## Required work
Write out the entire listing below exactly as it appears, minus any pictures.
** Begin Raw data **
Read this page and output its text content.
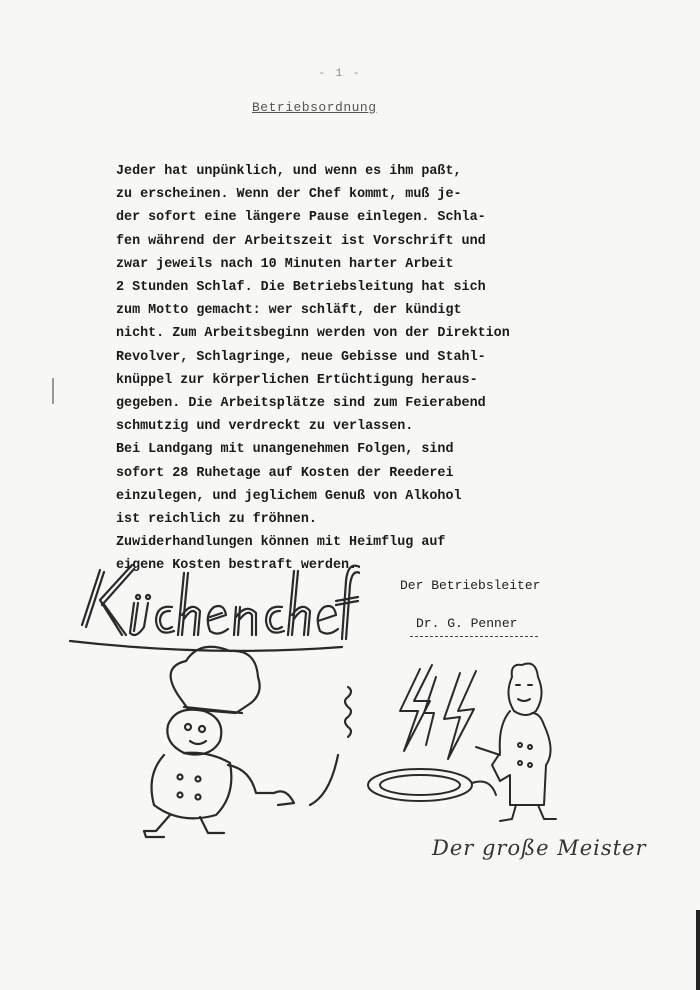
- 1 -
Betriebsordnung
Jeder hat unpünklich, und wenn es ihm paßt,
zu erscheinen. Wenn der Chef kommt, muß je-
der sofort eine längere Pause einlegen. Schla-
fen während der Arbeitszeit ist Vorschrift und
zwar jeweils nach 10 Minuten harter Arbeit
2 Stunden Schlaf. Die Betriebsleitung hat sich
zum Motto gemacht: wer schläft, der kündigt
nicht. Zum Arbeitsbeginn werden von der Direktion
Revolver, Schlagringe, neue Gebisse und Stahl-
knüppel zur körperlichen Ertüchtigung heraus-
gegeben. Die Arbeitsplätze sind zum Feierabend
schmutzig und verdreckt zu verlassen.
Bei Landgang mit unangenehmen Folgen, sind
sofort 28 Ruhetage auf Kosten der Reederei
einzulegen, und jeglichem Genuß von Alkohol
ist reichlich zu fröhnen.
Zuwiderhandlungen können mit Heimflug auf
eigene Kosten bestraft werden.
Der Betriebsleiter
Dr. G. Penner
Der große Meister
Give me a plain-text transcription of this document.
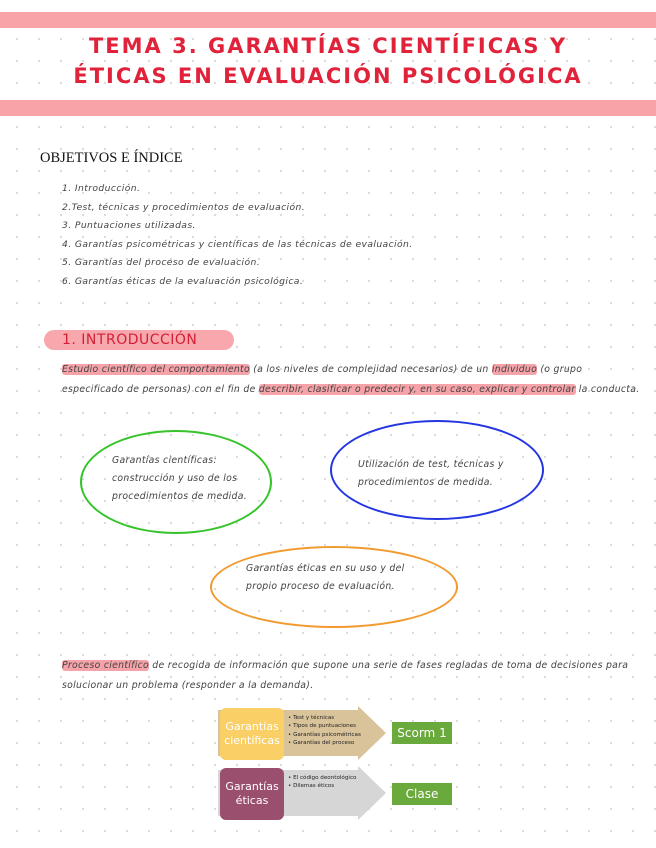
TEMA 3. GARANTÍAS CIENTÍFICAS Y
ÉTICAS EN EVALUACIÓN PSICOLÓGICA
OBJETIVOS E ÍNDICE
1. Introducción.
2.Test, técnicas y procedimientos de evaluación.
3. Puntuaciones utilizadas.
4. Garantías psicométricas y científicas de las técnicas de evaluación.
5. Garantías del proceso de evaluación.
6. Garantías éticas de la evaluación psicológica.
1. INTRODUCCIÓN

Estudio científico del comportamiento (a los niveles de complejidad necesarios) de un individuo (o grupo especificado de personas) con el fin de describir, clasificar o predecir y, en su caso, explicar y controlar la conducta.

Garantías científicas: construcción y uso de los procedimientos de medida.
Utilización de test, técnicas y procedimientos de medida.
Garantías éticas en su uso y del propio proceso de evaluación.

Proceso científico de recogida de información que supone una serie de fases regladas de toma de decisiones para solucionar un problema (responder a la demanda).

Garantías científicas
• Test y técnicas
• Tipos de puntuaciones
• Garantías psicométricas
• Garantías del proceso
Scorm 1
Garantías éticas
• El código deontológico
• Dilemas éticos
Clase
** End Raw data **
## Answer for the task
Read this page and output its text content.
- 1 -
Betriebsordnung
Jeder hat unpünklich, und wenn es ihm paßt,
zu erscheinen. Wenn der Chef kommt, muß je-
der sofort eine längere Pause einlegen. Schla-
fen während der Arbeitszeit ist Vorschrift und
zwar jeweils nach 10 Minuten harter Arbeit
2 Stunden Schlaf. Die Betriebsleitung hat sich
zum Motto gemacht: wer schläft, der kündigt
nicht. Zum Arbeitsbeginn werden von der Direktion
Revolver, Schlagringe, neue Gebisse und Stahl-
knüppel zur körperlichen Ertüchtigung heraus-
gegeben. Die Arbeitsplätze sind zum Feierabend
schmutzig und verdreckt zu verlassen.
Bei Landgang mit unangenehmen Folgen, sind
sofort 28 Ruhetage auf Kosten der Reederei
einzulegen, und jeglichem Genuß von Alkohol
ist reichlich zu fröhnen.
Zuwiderhandlungen können mit Heimflug auf
eigene Kosten bestraft werden.
Der Betriebsleiter
Dr. G. Penner
Der große Meister
Give me a plain-text transcription of this document.
TEMA 3. GARANTÍAS CIENTÍFICAS Y
ÉTICAS EN EVALUACIÓN PSICOLÓGICA
OBJETIVOS E ÍNDICE
1. Introducción.
2.Test, técnicas y procedimientos de evaluación.
3. Puntuaciones utilizadas.
4. Garantías psicométricas y científicas de las técnicas de evaluación.
5. Garantías del proceso de evaluación.
6. Garantías éticas de la evaluación psicológica.
1. INTRODUCCIÓN

Estudio científico del comportamiento (a los niveles de complejidad necesarios) de un individuo (o grupo especificado de personas) con el fin de describir, clasificar o predecir y, en su caso, explicar y controlar la conducta.

Garantías científicas: construcción y uso de los procedimientos de medida.
Utilización de test, técnicas y procedimientos de medida.
Garantías éticas en su uso y del propio proceso de evaluación.

Proceso científico de recogida de información que supone una serie de fases regladas de toma de decisiones para solucionar un problema (responder a la demanda).

Garantías científicas
• Test y técnicas
• Tipos de puntuaciones
• Garantías psicométricas
• Garantías del proceso
Scorm 1
Garantías éticas
• El código deontológico
• Dilemas éticos
Clase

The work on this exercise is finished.